(Data entries)
[Begin]

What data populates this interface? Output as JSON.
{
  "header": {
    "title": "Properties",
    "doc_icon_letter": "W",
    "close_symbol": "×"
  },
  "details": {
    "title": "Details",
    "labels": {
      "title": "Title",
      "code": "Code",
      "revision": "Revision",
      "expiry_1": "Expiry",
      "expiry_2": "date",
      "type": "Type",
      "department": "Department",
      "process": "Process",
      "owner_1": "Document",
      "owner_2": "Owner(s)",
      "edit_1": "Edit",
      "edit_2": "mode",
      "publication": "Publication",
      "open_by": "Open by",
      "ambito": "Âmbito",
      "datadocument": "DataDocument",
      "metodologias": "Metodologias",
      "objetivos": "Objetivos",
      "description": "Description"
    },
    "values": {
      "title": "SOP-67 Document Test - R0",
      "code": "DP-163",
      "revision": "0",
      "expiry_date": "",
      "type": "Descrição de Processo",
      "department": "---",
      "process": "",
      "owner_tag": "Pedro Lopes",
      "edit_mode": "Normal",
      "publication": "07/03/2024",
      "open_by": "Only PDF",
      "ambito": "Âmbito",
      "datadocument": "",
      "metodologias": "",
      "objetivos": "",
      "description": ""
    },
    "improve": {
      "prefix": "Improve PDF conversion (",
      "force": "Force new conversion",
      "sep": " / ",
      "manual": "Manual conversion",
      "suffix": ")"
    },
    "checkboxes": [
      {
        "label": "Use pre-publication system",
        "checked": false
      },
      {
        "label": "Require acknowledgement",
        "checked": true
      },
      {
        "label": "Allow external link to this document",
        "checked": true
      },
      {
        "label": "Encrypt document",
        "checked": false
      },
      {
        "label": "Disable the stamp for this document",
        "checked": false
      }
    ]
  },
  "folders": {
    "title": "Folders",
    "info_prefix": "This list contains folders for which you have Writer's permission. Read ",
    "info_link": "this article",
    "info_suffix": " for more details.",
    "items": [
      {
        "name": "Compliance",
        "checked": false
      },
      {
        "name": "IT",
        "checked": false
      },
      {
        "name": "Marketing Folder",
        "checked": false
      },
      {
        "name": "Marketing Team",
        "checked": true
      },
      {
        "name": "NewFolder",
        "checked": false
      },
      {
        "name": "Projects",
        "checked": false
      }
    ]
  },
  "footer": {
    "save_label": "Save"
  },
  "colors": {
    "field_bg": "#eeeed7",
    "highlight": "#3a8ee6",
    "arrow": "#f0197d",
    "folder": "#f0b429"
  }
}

[End]

- THE PROBLEM:
Filter the records for lines holding the string "title". Copy each one.

- ANSWER FOR THIS EXERCISE:
    "title": "Properties",
    "title": "Details",
      "title": "Title",
      "title": "SOP-67 Document Test - R0",
    "title": "Folders",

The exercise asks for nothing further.